Task objective:
What lines of the data hold the string "JSON"? Pull each one out.

[Begin]

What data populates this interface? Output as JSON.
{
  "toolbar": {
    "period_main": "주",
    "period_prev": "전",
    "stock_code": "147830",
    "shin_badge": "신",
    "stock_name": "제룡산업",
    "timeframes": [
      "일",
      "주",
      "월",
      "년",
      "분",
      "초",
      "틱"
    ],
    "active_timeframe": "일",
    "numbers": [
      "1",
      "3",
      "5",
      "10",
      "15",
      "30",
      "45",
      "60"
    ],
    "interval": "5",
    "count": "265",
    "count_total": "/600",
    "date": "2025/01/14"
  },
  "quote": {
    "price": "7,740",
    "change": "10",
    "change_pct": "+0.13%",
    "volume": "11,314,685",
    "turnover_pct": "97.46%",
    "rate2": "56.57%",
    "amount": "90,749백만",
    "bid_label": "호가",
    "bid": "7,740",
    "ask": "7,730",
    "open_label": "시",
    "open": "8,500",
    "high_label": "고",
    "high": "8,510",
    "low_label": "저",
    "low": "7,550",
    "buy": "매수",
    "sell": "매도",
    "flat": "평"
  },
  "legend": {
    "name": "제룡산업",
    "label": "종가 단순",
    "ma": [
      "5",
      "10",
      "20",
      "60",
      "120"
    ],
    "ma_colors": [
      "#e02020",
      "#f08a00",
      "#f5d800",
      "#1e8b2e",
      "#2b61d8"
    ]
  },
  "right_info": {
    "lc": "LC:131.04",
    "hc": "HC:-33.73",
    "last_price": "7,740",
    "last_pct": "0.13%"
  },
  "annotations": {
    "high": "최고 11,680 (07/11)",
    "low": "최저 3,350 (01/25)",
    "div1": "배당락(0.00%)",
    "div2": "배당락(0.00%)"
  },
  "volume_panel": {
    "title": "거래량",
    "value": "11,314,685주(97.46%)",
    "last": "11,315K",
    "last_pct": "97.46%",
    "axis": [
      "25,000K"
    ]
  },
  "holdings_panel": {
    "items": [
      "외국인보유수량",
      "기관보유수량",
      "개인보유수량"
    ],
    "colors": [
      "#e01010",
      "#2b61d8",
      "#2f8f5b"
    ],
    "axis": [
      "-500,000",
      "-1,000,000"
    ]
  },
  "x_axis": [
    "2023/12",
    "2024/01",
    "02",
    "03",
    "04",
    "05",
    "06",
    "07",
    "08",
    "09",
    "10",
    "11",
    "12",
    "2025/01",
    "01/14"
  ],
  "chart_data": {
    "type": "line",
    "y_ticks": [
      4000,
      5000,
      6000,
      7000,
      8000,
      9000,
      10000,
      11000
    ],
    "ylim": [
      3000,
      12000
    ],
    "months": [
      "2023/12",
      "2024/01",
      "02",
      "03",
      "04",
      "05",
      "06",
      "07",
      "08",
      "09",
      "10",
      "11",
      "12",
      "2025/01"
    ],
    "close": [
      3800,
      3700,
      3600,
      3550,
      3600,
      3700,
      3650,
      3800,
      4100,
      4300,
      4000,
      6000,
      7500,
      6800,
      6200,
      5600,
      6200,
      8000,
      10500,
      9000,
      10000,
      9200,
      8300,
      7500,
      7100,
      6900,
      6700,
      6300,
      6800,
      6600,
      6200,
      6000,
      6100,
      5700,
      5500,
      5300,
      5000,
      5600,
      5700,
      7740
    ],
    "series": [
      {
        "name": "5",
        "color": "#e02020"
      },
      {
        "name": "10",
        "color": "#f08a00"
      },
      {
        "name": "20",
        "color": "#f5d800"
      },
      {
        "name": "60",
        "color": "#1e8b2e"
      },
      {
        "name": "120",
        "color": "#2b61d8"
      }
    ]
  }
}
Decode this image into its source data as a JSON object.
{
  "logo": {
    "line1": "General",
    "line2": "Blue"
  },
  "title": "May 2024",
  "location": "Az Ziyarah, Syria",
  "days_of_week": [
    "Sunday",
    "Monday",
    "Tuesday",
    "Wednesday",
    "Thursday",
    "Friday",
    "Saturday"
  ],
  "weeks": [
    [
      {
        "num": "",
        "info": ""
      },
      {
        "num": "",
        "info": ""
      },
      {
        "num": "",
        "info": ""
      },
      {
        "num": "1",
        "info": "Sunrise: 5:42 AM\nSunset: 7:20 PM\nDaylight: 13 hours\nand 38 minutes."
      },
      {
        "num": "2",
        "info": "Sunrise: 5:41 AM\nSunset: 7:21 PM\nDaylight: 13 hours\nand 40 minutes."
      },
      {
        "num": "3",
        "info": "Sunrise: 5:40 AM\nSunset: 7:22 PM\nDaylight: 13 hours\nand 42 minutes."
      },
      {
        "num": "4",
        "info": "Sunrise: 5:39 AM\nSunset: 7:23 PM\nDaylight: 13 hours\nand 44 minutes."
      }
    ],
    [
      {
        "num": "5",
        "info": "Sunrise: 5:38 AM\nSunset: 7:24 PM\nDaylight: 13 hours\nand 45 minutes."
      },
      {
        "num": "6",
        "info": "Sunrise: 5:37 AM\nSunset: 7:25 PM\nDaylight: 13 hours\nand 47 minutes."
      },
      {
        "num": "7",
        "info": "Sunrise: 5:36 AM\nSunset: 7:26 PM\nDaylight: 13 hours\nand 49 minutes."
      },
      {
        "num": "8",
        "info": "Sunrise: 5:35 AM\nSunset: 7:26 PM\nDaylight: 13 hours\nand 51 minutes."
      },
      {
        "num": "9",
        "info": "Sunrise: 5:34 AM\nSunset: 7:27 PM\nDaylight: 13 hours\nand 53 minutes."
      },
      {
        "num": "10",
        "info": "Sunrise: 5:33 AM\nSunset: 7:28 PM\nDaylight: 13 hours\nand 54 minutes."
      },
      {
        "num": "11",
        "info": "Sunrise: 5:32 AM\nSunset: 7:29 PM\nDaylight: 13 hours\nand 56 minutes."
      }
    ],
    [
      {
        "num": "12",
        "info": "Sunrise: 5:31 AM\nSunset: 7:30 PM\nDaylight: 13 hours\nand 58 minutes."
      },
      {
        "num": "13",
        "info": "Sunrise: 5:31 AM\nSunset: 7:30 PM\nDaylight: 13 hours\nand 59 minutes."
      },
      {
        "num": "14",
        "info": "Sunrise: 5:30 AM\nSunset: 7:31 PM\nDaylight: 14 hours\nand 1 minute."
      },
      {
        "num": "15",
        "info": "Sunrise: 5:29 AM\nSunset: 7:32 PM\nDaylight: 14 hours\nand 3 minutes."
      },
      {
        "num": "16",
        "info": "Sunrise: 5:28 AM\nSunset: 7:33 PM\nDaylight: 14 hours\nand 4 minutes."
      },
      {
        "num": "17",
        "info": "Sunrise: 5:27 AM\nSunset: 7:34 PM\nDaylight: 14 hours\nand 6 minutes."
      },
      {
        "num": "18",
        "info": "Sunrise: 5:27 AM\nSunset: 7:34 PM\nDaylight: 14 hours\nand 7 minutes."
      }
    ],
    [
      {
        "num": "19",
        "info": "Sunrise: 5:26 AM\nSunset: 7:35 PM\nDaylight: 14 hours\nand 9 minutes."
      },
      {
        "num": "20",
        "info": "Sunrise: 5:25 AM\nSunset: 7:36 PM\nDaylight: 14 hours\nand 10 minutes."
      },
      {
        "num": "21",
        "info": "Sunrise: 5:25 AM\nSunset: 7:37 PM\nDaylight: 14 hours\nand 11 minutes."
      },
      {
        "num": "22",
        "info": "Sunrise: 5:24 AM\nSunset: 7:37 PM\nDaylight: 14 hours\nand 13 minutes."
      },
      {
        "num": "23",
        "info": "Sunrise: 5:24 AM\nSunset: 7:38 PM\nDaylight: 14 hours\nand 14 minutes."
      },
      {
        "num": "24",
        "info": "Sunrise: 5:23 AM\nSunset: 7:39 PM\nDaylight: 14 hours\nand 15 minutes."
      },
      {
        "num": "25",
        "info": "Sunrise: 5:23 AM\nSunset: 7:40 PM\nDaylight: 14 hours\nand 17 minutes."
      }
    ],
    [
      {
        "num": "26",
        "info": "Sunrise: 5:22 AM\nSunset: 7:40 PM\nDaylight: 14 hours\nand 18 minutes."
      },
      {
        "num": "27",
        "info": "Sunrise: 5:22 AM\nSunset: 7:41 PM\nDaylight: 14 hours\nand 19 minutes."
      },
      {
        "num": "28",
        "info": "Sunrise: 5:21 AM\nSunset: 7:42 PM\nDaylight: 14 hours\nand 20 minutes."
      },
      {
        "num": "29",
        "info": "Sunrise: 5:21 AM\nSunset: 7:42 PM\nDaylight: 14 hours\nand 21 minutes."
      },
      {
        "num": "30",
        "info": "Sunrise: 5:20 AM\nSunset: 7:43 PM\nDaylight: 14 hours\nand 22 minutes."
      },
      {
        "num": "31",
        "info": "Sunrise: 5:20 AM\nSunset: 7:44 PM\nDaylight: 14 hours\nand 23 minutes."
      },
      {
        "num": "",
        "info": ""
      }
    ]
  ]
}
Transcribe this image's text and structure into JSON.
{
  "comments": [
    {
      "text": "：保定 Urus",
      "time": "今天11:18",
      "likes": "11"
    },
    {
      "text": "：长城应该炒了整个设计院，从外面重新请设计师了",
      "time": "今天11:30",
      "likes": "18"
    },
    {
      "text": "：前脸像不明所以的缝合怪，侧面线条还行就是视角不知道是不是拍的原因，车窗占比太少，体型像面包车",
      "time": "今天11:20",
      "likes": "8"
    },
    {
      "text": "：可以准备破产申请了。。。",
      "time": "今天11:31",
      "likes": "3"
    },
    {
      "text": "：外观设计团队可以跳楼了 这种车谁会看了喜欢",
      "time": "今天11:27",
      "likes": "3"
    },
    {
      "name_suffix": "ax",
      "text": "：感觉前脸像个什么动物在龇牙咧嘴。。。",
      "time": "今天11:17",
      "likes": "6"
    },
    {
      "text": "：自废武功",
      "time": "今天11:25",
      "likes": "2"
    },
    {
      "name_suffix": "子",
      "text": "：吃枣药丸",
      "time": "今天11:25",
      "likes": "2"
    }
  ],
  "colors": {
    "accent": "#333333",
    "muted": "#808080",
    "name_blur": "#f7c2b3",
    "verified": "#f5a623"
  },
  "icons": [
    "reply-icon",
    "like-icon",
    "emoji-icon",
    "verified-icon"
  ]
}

[End]

Correct answer:
What data populates this interface? Output as JSON.
Decode this image into its source data as a JSON object.
Transcribe this image's text and structure into JSON.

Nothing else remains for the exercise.